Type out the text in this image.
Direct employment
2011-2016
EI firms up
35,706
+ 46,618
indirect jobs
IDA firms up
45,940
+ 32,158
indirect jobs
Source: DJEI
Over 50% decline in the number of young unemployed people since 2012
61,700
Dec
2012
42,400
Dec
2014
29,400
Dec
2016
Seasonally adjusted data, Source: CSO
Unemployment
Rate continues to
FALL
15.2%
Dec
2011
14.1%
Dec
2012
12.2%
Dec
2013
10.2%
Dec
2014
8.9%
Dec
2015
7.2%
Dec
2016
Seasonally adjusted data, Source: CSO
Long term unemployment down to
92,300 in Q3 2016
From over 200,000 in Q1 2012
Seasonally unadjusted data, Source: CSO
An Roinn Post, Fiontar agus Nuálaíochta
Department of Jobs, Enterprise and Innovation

**Short problem**
Go through the preceding material and copy each line that has the word "Source".

**Task result**
Source: DJEI
Seasonally adjusted data, Source: CSO
Seasonally adjusted data, Source: CSO
Seasonally unadjusted data, Source: CSO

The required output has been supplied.